[Stored items]
○ ○ ○

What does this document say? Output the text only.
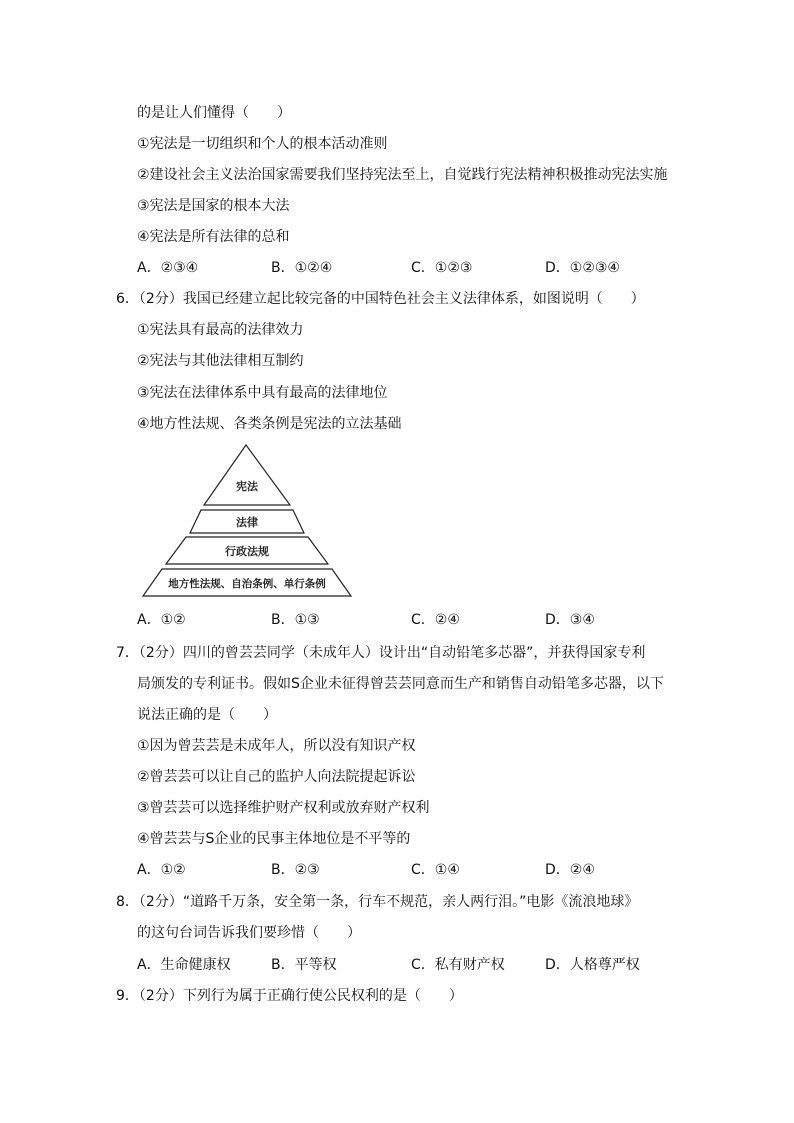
的是让人们懂得（　　）
①宪法是一切组织和个人的根本活动准则
②建设社会主义法治国家需要我们坚持宪法至上，自觉践行宪法精神积极推动宪法实施
③宪法是国家的根本大法
④宪法是所有法律的总和
A．②③④	B．①②④	C．①②③	D．①②③④
6．（2分）我国已经建立起比较完备的中国特色社会主义法律体系，如图说明（　　）
①宪法具有最高的法律效力
②宪法与其他法律相互制约
③宪法在法律体系中具有最高的法律地位
④地方性法规、各类条例是宪法的立法基础
宪法
法律
行政法规
地方性法规、自治条例、单行条例
A．①②	B．①③	C．②④	D．③④
7．（2分）四川的曾芸芸同学（未成年人）设计出“自动铅笔多芯器”，并获得国家专利
局颁发的专利证书。假如S企业未征得曾芸芸同意而生产和销售自动铅笔多芯器，以下
说法正确的是（　　）
①因为曾芸芸是未成年人，所以没有知识产权
②曾芸芸可以让自己的监护人向法院提起诉讼
③曾芸芸可以选择维护财产权利或放弃财产权利
④曾芸芸与S企业的民事主体地位是不平等的
A．①②	B．②③	C．①④	D．②④
8．（2分）“道路千万条，安全第一条，行车不规范，亲人两行泪。”电影《流浪地球》
的这句台词告诉我们要珍惜（　　）
A．生命健康权	B．平等权	C．私有财产权	D．人格尊严权
9．（2分）下列行为属于正确行使公民权利的是（　　）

○ ○ ○

Copy all the data exactly as written, but skip any picture.

### TASK SOLUTION
What does this document say? Output the text only.
的是让人们懂得（　　）
①宪法是一切组织和个人的根本活动准则
②建设社会主义法治国家需要我们坚持宪法至上，自觉践行宪法精神积极推动宪法实施
③宪法是国家的根本大法
④宪法是所有法律的总和
A．②③④	B．①②④	C．①②③	D．①②③④
6．（2分）我国已经建立起比较完备的中国特色社会主义法律体系，如图说明（　　）
①宪法具有最高的法律效力
②宪法与其他法律相互制约
③宪法在法律体系中具有最高的法律地位
④地方性法规、各类条例是宪法的立法基础
宪法
法律
行政法规
地方性法规、自治条例、单行条例
A．①②	B．①③	C．②④	D．③④
7．（2分）四川的曾芸芸同学（未成年人）设计出“自动铅笔多芯器”，并获得国家专利
局颁发的专利证书。假如S企业未征得曾芸芸同意而生产和销售自动铅笔多芯器，以下
说法正确的是（　　）
①因为曾芸芸是未成年人，所以没有知识产权
②曾芸芸可以让自己的监护人向法院提起诉讼
③曾芸芸可以选择维护财产权利或放弃财产权利
④曾芸芸与S企业的民事主体地位是不平等的
A．①②	B．②③	C．①④	D．②④
8．（2分）“道路千万条，安全第一条，行车不规范，亲人两行泪。”电影《流浪地球》
的这句台词告诉我们要珍惜（　　）
A．生命健康权	B．平等权	C．私有财产权	D．人格尊严权
9．（2分）下列行为属于正确行使公民权利的是（　　）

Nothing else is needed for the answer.